TASK DESCRIPTION: For every line in the data below that contains "Index", copy the line.

INFORMATION SUPPLIED:
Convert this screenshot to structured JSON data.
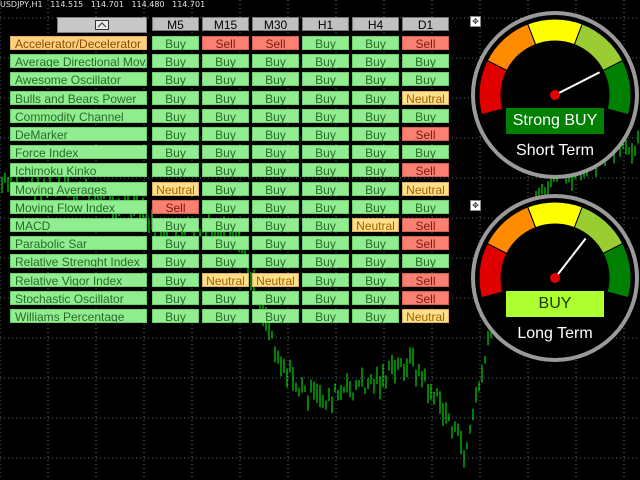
{
  "window": {
    "symbol_tf": "USDJPY,H1",
    "ohlc": [
      "114.515",
      "114.701",
      "114.480",
      "114.701"
    ]
  },
  "panel": {
    "toggle_icon": "minimize-window-icon",
    "timeframes": [
      "M5",
      "M15",
      "M30",
      "H1",
      "H4",
      "D1"
    ],
    "rows": [
      {
        "name": "Accelerator/Decelerator",
        "highlight": true,
        "signals": [
          "Buy",
          "Sell",
          "Sell",
          "Buy",
          "Buy",
          "Sell"
        ]
      },
      {
        "name": "Average Directional Mov.",
        "highlight": false,
        "signals": [
          "Buy",
          "Buy",
          "Buy",
          "Buy",
          "Buy",
          "Buy"
        ]
      },
      {
        "name": "Awesome Oscillator",
        "highlight": false,
        "signals": [
          "Buy",
          "Buy",
          "Buy",
          "Buy",
          "Buy",
          "Buy"
        ]
      },
      {
        "name": "Bulls and Bears Power",
        "highlight": false,
        "signals": [
          "Buy",
          "Buy",
          "Buy",
          "Buy",
          "Buy",
          "Neutral"
        ]
      },
      {
        "name": "Commodity Channel",
        "highlight": false,
        "signals": [
          "Buy",
          "Buy",
          "Buy",
          "Buy",
          "Buy",
          "Buy"
        ]
      },
      {
        "name": "DeMarker",
        "highlight": false,
        "signals": [
          "Buy",
          "Buy",
          "Buy",
          "Buy",
          "Buy",
          "Sell"
        ]
      },
      {
        "name": "Force Index",
        "highlight": false,
        "signals": [
          "Buy",
          "Buy",
          "Buy",
          "Buy",
          "Buy",
          "Buy"
        ]
      },
      {
        "name": "Ichimoku Kinko",
        "highlight": false,
        "signals": [
          "Buy",
          "Buy",
          "Buy",
          "Buy",
          "Buy",
          "Sell"
        ]
      },
      {
        "name": "Moving Averages",
        "highlight": false,
        "signals": [
          "Neutral",
          "Buy",
          "Buy",
          "Buy",
          "Buy",
          "Neutral"
        ]
      },
      {
        "name": "Moving Flow Index",
        "highlight": false,
        "signals": [
          "Sell",
          "Buy",
          "Buy",
          "Buy",
          "Buy",
          "Buy"
        ]
      },
      {
        "name": "MACD",
        "highlight": false,
        "signals": [
          "Buy",
          "Buy",
          "Buy",
          "Buy",
          "Neutral",
          "Sell"
        ]
      },
      {
        "name": "Parabolic Sar",
        "highlight": false,
        "signals": [
          "Buy",
          "Buy",
          "Buy",
          "Buy",
          "Buy",
          "Sell"
        ]
      },
      {
        "name": "Relative Strenght Index",
        "highlight": false,
        "signals": [
          "Buy",
          "Buy",
          "Buy",
          "Buy",
          "Buy",
          "Buy"
        ]
      },
      {
        "name": "Relative Vigor Index",
        "highlight": false,
        "signals": [
          "Buy",
          "Neutral",
          "Neutral",
          "Buy",
          "Buy",
          "Sell"
        ]
      },
      {
        "name": "Stochastic Oscillator",
        "highlight": false,
        "signals": [
          "Buy",
          "Buy",
          "Buy",
          "Buy",
          "Buy",
          "Sell"
        ]
      },
      {
        "name": "Williams Percentage",
        "highlight": false,
        "signals": [
          "Buy",
          "Buy",
          "Buy",
          "Buy",
          "Buy",
          "Neutral"
        ]
      }
    ]
  },
  "gauges": [
    {
      "signal": "Strong BUY",
      "term": "Short Term",
      "needle_level": 0.8,
      "signal_bg": "#008000",
      "signal_fg": "#ffffff"
    },
    {
      "signal": "BUY",
      "term": "Long Term",
      "needle_level": 0.68,
      "signal_bg": "#adff2f",
      "signal_fg": "#1a3a00"
    }
  ],
  "colors": {
    "buy": "#90ee90",
    "sell": "#fa8072",
    "neutral": "#ffe08a",
    "gauge_red": "#e00000",
    "gauge_orange": "#ff8c00",
    "gauge_yellow": "#ffff00",
    "gauge_lime": "#9acd32",
    "gauge_green": "#008000",
    "candle": "#00ff00",
    "grid": "#5a6a78"
  },
  "icons": {
    "pin": "drag-handle-icon"
  }
}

WRITTEN RESPONSE:
        "name": "Force Index",
        "name": "Moving Flow Index",
        "name": "Relative Strenght Index",
        "name": "Relative Vigor Index",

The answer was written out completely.